Exercise prompt:
Determine which lines of the records include the word "your", and copy them.

Extracted records:

— BEGIN —

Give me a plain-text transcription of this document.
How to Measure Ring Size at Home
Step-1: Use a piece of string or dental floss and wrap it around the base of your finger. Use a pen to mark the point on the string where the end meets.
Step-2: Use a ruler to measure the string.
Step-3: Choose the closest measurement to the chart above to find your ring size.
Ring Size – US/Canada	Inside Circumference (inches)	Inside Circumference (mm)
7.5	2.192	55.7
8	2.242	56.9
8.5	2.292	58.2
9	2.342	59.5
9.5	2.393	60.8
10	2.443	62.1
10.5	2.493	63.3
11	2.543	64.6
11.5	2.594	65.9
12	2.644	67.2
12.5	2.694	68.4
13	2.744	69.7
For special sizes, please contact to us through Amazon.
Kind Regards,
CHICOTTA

— END —

Answer to the task:
Step-1: Use a piece of string or dental floss and wrap it around the base of your finger. Use a pen to mark the point on the string where the end meets.
Step-3: Choose the closest measurement to the chart above to find your ring size.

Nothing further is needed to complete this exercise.